▶ **TO BE DONE**
Repeat all entries exactly.

___

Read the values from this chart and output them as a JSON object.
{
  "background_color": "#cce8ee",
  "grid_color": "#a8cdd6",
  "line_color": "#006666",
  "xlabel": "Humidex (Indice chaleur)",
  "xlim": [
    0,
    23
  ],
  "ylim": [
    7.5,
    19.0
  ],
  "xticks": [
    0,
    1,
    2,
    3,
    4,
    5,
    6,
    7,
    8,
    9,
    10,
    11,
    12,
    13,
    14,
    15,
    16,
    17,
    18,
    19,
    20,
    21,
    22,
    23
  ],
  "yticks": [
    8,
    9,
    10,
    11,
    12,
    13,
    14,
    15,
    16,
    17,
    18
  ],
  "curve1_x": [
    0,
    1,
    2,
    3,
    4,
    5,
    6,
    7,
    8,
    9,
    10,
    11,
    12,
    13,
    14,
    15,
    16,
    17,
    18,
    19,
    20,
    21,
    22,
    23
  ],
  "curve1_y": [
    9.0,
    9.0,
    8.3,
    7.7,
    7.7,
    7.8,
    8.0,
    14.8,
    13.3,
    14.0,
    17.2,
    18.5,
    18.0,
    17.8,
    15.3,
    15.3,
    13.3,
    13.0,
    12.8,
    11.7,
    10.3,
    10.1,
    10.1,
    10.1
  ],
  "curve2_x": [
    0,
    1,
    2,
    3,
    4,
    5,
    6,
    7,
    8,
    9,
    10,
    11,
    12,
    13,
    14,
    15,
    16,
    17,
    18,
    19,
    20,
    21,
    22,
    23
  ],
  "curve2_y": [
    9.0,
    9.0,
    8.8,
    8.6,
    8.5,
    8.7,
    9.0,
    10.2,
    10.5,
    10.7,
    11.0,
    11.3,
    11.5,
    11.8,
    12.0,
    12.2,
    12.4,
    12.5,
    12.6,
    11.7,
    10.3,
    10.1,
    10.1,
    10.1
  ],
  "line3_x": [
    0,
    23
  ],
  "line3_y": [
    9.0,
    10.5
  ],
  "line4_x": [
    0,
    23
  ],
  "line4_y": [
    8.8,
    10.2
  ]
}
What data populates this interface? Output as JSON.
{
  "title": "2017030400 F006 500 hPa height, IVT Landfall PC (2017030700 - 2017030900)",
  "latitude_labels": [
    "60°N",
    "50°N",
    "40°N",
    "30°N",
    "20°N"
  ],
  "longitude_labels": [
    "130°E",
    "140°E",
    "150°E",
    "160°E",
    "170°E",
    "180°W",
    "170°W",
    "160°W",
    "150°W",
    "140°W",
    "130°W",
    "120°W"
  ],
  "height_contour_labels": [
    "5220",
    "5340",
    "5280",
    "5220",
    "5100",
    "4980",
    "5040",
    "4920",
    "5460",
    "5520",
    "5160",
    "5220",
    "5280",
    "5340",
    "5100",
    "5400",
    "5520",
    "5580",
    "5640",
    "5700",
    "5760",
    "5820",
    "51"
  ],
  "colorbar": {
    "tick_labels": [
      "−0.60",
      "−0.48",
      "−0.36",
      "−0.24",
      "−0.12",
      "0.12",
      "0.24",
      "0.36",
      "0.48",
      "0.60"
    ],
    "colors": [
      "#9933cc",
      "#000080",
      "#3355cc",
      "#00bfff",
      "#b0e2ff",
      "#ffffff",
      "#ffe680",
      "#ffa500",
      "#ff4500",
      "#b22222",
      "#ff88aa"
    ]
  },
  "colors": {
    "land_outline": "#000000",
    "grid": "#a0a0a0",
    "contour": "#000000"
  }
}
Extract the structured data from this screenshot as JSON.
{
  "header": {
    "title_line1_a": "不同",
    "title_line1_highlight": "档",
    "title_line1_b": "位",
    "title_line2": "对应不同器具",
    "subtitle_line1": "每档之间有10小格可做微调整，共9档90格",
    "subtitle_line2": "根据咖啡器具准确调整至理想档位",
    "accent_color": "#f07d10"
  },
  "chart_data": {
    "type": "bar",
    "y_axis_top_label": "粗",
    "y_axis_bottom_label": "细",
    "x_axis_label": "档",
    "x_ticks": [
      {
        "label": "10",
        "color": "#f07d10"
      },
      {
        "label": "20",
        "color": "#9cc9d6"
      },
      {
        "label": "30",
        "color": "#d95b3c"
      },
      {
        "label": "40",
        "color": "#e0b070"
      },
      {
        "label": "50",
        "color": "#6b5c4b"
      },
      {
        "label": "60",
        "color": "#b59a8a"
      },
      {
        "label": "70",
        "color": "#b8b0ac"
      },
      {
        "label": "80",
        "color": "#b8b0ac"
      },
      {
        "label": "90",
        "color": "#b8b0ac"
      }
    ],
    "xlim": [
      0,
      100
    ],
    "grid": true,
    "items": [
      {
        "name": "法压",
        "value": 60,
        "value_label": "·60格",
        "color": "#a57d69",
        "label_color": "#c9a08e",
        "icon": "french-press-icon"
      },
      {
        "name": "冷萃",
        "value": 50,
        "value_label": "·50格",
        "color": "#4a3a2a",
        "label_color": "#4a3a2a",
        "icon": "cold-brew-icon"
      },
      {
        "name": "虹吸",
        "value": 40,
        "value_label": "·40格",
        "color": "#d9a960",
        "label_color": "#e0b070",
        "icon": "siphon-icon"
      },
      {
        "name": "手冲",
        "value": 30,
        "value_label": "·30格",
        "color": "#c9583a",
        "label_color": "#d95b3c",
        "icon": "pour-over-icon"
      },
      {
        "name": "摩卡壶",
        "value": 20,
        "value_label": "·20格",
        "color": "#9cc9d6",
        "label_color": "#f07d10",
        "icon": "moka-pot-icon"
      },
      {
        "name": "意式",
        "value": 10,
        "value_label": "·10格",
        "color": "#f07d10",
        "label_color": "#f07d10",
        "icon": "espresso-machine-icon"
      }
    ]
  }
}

___

▶ **WRITTEN ANSWER**
Read the values from this chart and output them as a JSON object.
{
  "background_color": "#cce8ee",
  "grid_color": "#a8cdd6",
  "line_color": "#006666",
  "xlabel": "Humidex (Indice chaleur)",
  "xlim": [
    0,
    23
  ],
  "ylim": [
    7.5,
    19.0
  ],
  "xticks": [
    0,
    1,
    2,
    3,
    4,
    5,
    6,
    7,
    8,
    9,
    10,
    11,
    12,
    13,
    14,
    15,
    16,
    17,
    18,
    19,
    20,
    21,
    22,
    23
  ],
  "yticks": [
    8,
    9,
    10,
    11,
    12,
    13,
    14,
    15,
    16,
    17,
    18
  ],
  "curve1_x": [
    0,
    1,
    2,
    3,
    4,
    5,
    6,
    7,
    8,
    9,
    10,
    11,
    12,
    13,
    14,
    15,
    16,
    17,
    18,
    19,
    20,
    21,
    22,
    23
  ],
  "curve1_y": [
    9.0,
    9.0,
    8.3,
    7.7,
    7.7,
    7.8,
    8.0,
    14.8,
    13.3,
    14.0,
    17.2,
    18.5,
    18.0,
    17.8,
    15.3,
    15.3,
    13.3,
    13.0,
    12.8,
    11.7,
    10.3,
    10.1,
    10.1,
    10.1
  ],
  "curve2_x": [
    0,
    1,
    2,
    3,
    4,
    5,
    6,
    7,
    8,
    9,
    10,
    11,
    12,
    13,
    14,
    15,
    16,
    17,
    18,
    19,
    20,
    21,
    22,
    23
  ],
  "curve2_y": [
    9.0,
    9.0,
    8.8,
    8.6,
    8.5,
    8.7,
    9.0,
    10.2,
    10.5,
    10.7,
    11.0,
    11.3,
    11.5,
    11.8,
    12.0,
    12.2,
    12.4,
    12.5,
    12.6,
    11.7,
    10.3,
    10.1,
    10.1,
    10.1
  ],
  "line3_x": [
    0,
    23
  ],
  "line3_y": [
    9.0,
    10.5
  ],
  "line4_x": [
    0,
    23
  ],
  "line4_y": [
    8.8,
    10.2
  ]
}
What data populates this interface? Output as JSON.
{
  "title": "2017030400 F006 500 hPa height, IVT Landfall PC (2017030700 - 2017030900)",
  "latitude_labels": [
    "60°N",
    "50°N",
    "40°N",
    "30°N",
    "20°N"
  ],
  "longitude_labels": [
    "130°E",
    "140°E",
    "150°E",
    "160°E",
    "170°E",
    "180°W",
    "170°W",
    "160°W",
    "150°W",
    "140°W",
    "130°W",
    "120°W"
  ],
  "height_contour_labels": [
    "5220",
    "5340",
    "5280",
    "5220",
    "5100",
    "4980",
    "5040",
    "4920",
    "5460",
    "5520",
    "5160",
    "5220",
    "5280",
    "5340",
    "5100",
    "5400",
    "5520",
    "5580",
    "5640",
    "5700",
    "5760",
    "5820",
    "51"
  ],
  "colorbar": {
    "tick_labels": [
      "−0.60",
      "−0.48",
      "−0.36",
      "−0.24",
      "−0.12",
      "0.12",
      "0.24",
      "0.36",
      "0.48",
      "0.60"
    ],
    "colors": [
      "#9933cc",
      "#000080",
      "#3355cc",
      "#00bfff",
      "#b0e2ff",
      "#ffffff",
      "#ffe680",
      "#ffa500",
      "#ff4500",
      "#b22222",
      "#ff88aa"
    ]
  },
  "colors": {
    "land_outline": "#000000",
    "grid": "#a0a0a0",
    "contour": "#000000"
  }
}
Extract the structured data from this screenshot as JSON.
{
  "header": {
    "title_line1_a": "不同",
    "title_line1_highlight": "档",
    "title_line1_b": "位",
    "title_line2": "对应不同器具",
    "subtitle_line1": "每档之间有10小格可做微调整，共9档90格",
    "subtitle_line2": "根据咖啡器具准确调整至理想档位",
    "accent_color": "#f07d10"
  },
  "chart_data": {
    "type": "bar",
    "y_axis_top_label": "粗",
    "y_axis_bottom_label": "细",
    "x_axis_label": "档",
    "x_ticks": [
      {
        "label": "10",
        "color": "#f07d10"
      },
      {
        "label": "20",
        "color": "#9cc9d6"
      },
      {
        "label": "30",
        "color": "#d95b3c"
      },
      {
        "label": "40",
        "color": "#e0b070"
      },
      {
        "label": "50",
        "color": "#6b5c4b"
      },
      {
        "label": "60",
        "color": "#b59a8a"
      },
      {
        "label": "70",
        "color": "#b8b0ac"
      },
      {
        "label": "80",
        "color": "#b8b0ac"
      },
      {
        "label": "90",
        "color": "#b8b0ac"
      }
    ],
    "xlim": [
      0,
      100
    ],
    "grid": true,
    "items": [
      {
        "name": "法压",
        "value": 60,
        "value_label": "·60格",
        "color": "#a57d69",
        "label_color": "#c9a08e",
        "icon": "french-press-icon"
      },
      {
        "name": "冷萃",
        "value": 50,
        "value_label": "·50格",
        "color": "#4a3a2a",
        "label_color": "#4a3a2a",
        "icon": "cold-brew-icon"
      },
      {
        "name": "虹吸",
        "value": 40,
        "value_label": "·40格",
        "color": "#d9a960",
        "label_color": "#e0b070",
        "icon": "siphon-icon"
      },
      {
        "name": "手冲",
        "value": 30,
        "value_label": "·30格",
        "color": "#c9583a",
        "label_color": "#d95b3c",
        "icon": "pour-over-icon"
      },
      {
        "name": "摩卡壶",
        "value": 20,
        "value_label": "·20格",
        "color": "#9cc9d6",
        "label_color": "#f07d10",
        "icon": "moka-pot-icon"
      },
      {
        "name": "意式",
        "value": 10,
        "value_label": "·10格",
        "color": "#f07d10",
        "label_color": "#f07d10",
        "icon": "espresso-machine-icon"
      }
    ]
  }
}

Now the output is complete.